-- The problem --
Print each line exactly as it is given.

-- Given data --

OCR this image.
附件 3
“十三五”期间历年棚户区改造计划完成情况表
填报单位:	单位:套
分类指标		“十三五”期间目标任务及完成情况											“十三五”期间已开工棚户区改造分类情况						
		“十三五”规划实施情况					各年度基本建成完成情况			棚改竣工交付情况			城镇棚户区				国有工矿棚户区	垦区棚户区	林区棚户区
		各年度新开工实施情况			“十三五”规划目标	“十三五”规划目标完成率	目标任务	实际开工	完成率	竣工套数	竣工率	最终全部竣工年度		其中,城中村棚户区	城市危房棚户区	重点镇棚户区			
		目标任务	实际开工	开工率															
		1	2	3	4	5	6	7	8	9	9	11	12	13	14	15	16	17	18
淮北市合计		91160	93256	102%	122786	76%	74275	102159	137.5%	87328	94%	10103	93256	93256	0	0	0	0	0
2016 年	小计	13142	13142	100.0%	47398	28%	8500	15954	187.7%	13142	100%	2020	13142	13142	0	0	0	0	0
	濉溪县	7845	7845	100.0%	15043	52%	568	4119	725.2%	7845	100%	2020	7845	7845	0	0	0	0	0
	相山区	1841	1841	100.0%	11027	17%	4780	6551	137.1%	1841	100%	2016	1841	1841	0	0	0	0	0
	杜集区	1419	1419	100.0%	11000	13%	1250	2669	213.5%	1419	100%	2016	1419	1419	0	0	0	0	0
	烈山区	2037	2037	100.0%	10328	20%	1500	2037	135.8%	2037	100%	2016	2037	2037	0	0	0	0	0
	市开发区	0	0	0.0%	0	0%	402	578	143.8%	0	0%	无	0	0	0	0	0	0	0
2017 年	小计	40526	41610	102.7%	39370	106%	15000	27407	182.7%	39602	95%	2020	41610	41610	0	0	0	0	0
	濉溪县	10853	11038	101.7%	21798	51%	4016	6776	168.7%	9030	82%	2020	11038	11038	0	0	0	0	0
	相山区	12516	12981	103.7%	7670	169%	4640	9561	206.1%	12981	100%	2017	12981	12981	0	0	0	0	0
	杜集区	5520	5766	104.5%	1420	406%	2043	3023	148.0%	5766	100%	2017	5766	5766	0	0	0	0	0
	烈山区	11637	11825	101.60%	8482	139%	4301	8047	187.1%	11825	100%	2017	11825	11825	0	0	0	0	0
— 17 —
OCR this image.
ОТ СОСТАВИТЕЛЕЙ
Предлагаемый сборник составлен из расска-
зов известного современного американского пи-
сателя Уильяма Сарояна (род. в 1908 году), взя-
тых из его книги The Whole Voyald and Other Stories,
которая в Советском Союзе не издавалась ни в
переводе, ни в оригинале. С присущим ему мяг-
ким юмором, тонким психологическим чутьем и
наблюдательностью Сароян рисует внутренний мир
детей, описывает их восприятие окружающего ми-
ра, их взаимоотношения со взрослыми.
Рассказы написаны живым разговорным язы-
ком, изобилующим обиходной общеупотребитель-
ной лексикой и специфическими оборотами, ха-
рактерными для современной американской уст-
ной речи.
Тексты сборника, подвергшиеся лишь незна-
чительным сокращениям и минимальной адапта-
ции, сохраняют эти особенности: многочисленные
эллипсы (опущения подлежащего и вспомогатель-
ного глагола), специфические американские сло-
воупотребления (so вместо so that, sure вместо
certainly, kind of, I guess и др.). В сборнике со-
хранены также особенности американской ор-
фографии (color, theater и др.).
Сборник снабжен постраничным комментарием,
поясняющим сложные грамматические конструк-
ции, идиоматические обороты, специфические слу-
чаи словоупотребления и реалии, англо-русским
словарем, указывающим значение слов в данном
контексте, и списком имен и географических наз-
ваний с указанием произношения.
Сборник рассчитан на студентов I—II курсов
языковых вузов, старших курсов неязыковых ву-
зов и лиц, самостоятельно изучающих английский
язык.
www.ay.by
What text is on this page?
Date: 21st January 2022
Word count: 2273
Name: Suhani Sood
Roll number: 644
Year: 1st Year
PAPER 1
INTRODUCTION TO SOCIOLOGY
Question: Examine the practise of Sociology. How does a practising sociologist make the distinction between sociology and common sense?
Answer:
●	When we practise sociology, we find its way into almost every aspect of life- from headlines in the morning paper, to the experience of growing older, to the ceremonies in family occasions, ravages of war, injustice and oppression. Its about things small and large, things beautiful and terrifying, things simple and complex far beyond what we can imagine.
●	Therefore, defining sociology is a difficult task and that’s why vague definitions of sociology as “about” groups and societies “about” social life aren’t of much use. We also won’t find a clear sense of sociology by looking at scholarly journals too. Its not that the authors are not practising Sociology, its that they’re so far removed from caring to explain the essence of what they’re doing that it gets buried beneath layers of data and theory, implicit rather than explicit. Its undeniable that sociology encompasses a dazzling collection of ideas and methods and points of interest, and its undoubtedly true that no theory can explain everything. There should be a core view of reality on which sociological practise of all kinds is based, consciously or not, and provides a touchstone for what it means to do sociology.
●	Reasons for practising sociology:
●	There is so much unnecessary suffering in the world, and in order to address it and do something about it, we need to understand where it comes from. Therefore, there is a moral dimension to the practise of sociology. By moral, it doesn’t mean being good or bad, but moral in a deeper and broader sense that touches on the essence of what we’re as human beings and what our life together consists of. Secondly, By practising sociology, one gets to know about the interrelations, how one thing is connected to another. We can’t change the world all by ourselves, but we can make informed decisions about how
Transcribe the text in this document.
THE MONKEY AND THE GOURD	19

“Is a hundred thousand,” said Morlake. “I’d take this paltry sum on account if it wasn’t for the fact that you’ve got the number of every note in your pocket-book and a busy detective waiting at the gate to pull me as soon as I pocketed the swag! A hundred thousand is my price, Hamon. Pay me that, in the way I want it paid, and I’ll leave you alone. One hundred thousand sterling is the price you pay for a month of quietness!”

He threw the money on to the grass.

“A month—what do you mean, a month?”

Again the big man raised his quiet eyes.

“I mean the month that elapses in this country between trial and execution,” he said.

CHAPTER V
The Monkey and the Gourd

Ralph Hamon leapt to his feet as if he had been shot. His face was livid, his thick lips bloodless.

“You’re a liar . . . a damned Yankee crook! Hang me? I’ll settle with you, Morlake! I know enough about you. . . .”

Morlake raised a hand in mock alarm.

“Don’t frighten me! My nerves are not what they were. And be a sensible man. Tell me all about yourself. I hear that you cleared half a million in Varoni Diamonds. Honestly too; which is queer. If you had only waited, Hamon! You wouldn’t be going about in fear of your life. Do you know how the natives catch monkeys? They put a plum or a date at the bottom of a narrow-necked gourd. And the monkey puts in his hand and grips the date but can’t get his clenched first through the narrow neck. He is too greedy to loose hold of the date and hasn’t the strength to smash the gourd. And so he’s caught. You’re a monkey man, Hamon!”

-- Reply to the exercise --
OCR this image.
附件 3
“十三五”期间历年棚户区改造计划完成情况表
填报单位:	单位:套
分类指标		“十三五”期间目标任务及完成情况											“十三五”期间已开工棚户区改造分类情况						
		“十三五”规划实施情况					各年度基本建成完成情况			棚改竣工交付情况			城镇棚户区				国有工矿棚户区	垦区棚户区	林区棚户区
		各年度新开工实施情况			“十三五”规划目标	“十三五”规划目标完成率	目标任务	实际开工	完成率	竣工套数	竣工率	最终全部竣工年度		其中,城中村棚户区	城市危房棚户区	重点镇棚户区			
		目标任务	实际开工	开工率															
		1	2	3	4	5	6	7	8	9	9	11	12	13	14	15	16	17	18
淮北市合计		91160	93256	102%	122786	76%	74275	102159	137.5%	87328	94%	10103	93256	93256	0	0	0	0	0
2016 年	小计	13142	13142	100.0%	47398	28%	8500	15954	187.7%	13142	100%	2020	13142	13142	0	0	0	0	0
	濉溪县	7845	7845	100.0%	15043	52%	568	4119	725.2%	7845	100%	2020	7845	7845	0	0	0	0	0
	相山区	1841	1841	100.0%	11027	17%	4780	6551	137.1%	1841	100%	2016	1841	1841	0	0	0	0	0
	杜集区	1419	1419	100.0%	11000	13%	1250	2669	213.5%	1419	100%	2016	1419	1419	0	0	0	0	0
	烈山区	2037	2037	100.0%	10328	20%	1500	2037	135.8%	2037	100%	2016	2037	2037	0	0	0	0	0
	市开发区	0	0	0.0%	0	0%	402	578	143.8%	0	0%	无	0	0	0	0	0	0	0
2017 年	小计	40526	41610	102.7%	39370	106%	15000	27407	182.7%	39602	95%	2020	41610	41610	0	0	0	0	0
	濉溪县	10853	11038	101.7%	21798	51%	4016	6776	168.7%	9030	82%	2020	11038	11038	0	0	0	0	0
	相山区	12516	12981	103.7%	7670	169%	4640	9561	206.1%	12981	100%	2017	12981	12981	0	0	0	0	0
	杜集区	5520	5766	104.5%	1420	406%	2043	3023	148.0%	5766	100%	2017	5766	5766	0	0	0	0	0
	烈山区	11637	11825	101.60%	8482	139%	4301	8047	187.1%	11825	100%	2017	11825	11825	0	0	0	0	0
— 17 —
OCR this image.
ОТ СОСТАВИТЕЛЕЙ
Предлагаемый сборник составлен из расска-
зов известного современного американского пи-
сателя Уильяма Сарояна (род. в 1908 году), взя-
тых из его книги The Whole Voyald and Other Stories,
которая в Советском Союзе не издавалась ни в
переводе, ни в оригинале. С присущим ему мяг-
ким юмором, тонким психологическим чутьем и
наблюдательностью Сароян рисует внутренний мир
детей, описывает их восприятие окружающего ми-
ра, их взаимоотношения со взрослыми.
Рассказы написаны живым разговорным язы-
ком, изобилующим обиходной общеупотребитель-
ной лексикой и специфическими оборотами, ха-
рактерными для современной американской уст-
ной речи.
Тексты сборника, подвергшиеся лишь незна-
чительным сокращениям и минимальной адапта-
ции, сохраняют эти особенности: многочисленные
эллипсы (опущения подлежащего и вспомогатель-
ного глагола), специфические американские сло-
воупотребления (so вместо so that, sure вместо
certainly, kind of, I guess и др.). В сборнике со-
хранены также особенности американской ор-
фографии (color, theater и др.).
Сборник снабжен постраничным комментарием,
поясняющим сложные грамматические конструк-
ции, идиоматические обороты, специфические слу-
чаи словоупотребления и реалии, англо-русским
словарем, указывающим значение слов в данном
контексте, и списком имен и географических наз-
ваний с указанием произношения.
Сборник рассчитан на студентов I—II курсов
языковых вузов, старших курсов неязыковых ву-
зов и лиц, самостоятельно изучающих английский
язык.
www.ay.by
What text is on this page?
Date: 21st January 2022
Word count: 2273
Name: Suhani Sood
Roll number: 644
Year: 1st Year
PAPER 1
INTRODUCTION TO SOCIOLOGY
Question: Examine the practise of Sociology. How does a practising sociologist make the distinction between sociology and common sense?
Answer:
●	When we practise sociology, we find its way into almost every aspect of life- from headlines in the morning paper, to the experience of growing older, to the ceremonies in family occasions, ravages of war, injustice and oppression. Its about things small and large, things beautiful and terrifying, things simple and complex far beyond what we can imagine.
●	Therefore, defining sociology is a difficult task and that’s why vague definitions of sociology as “about” groups and societies “about” social life aren’t of much use. We also won’t find a clear sense of sociology by looking at scholarly journals too. Its not that the authors are not practising Sociology, its that they’re so far removed from caring to explain the essence of what they’re doing that it gets buried beneath layers of data and theory, implicit rather than explicit. Its undeniable that sociology encompasses a dazzling collection of ideas and methods and points of interest, and its undoubtedly true that no theory can explain everything. There should be a core view of reality on which sociological practise of all kinds is based, consciously or not, and provides a touchstone for what it means to do sociology.
●	Reasons for practising sociology:
●	There is so much unnecessary suffering in the world, and in order to address it and do something about it, we need to understand where it comes from. Therefore, there is a moral dimension to the practise of sociology. By moral, it doesn’t mean being good or bad, but moral in a deeper and broader sense that touches on the essence of what we’re as human beings and what our life together consists of. Secondly, By practising sociology, one gets to know about the interrelations, how one thing is connected to another. We can’t change the world all by ourselves, but we can make informed decisions about how
Transcribe the text in this document.
THE MONKEY AND THE GOURD	19

“Is a hundred thousand,” said Morlake. “I’d take this paltry sum on account if it wasn’t for the fact that you’ve got the number of every note in your pocket-book and a busy detective waiting at the gate to pull me as soon as I pocketed the swag! A hundred thousand is my price, Hamon. Pay me that, in the way I want it paid, and I’ll leave you alone. One hundred thousand sterling is the price you pay for a month of quietness!”

He threw the money on to the grass.

“A month—what do you mean, a month?”

Again the big man raised his quiet eyes.

“I mean the month that elapses in this country between trial and execution,” he said.

CHAPTER V
The Monkey and the Gourd

Ralph Hamon leapt to his feet as if he had been shot. His face was livid, his thick lips bloodless.

“You’re a liar . . . a damned Yankee crook! Hang me? I’ll settle with you, Morlake! I know enough about you. . . .”

Morlake raised a hand in mock alarm.

“Don’t frighten me! My nerves are not what they were. And be a sensible man. Tell me all about yourself. I hear that you cleared half a million in Varoni Diamonds. Honestly too; which is queer. If you had only waited, Hamon! You wouldn’t be going about in fear of your life. Do you know how the natives catch monkeys? They put a plum or a date at the bottom of a narrow-necked gourd. And the monkey puts in his hand and grips the date but can’t get his clenched first through the narrow neck. He is too greedy to loose hold of the date and hasn’t the strength to smash the gourd. And so he’s caught. You’re a monkey man, Hamon!”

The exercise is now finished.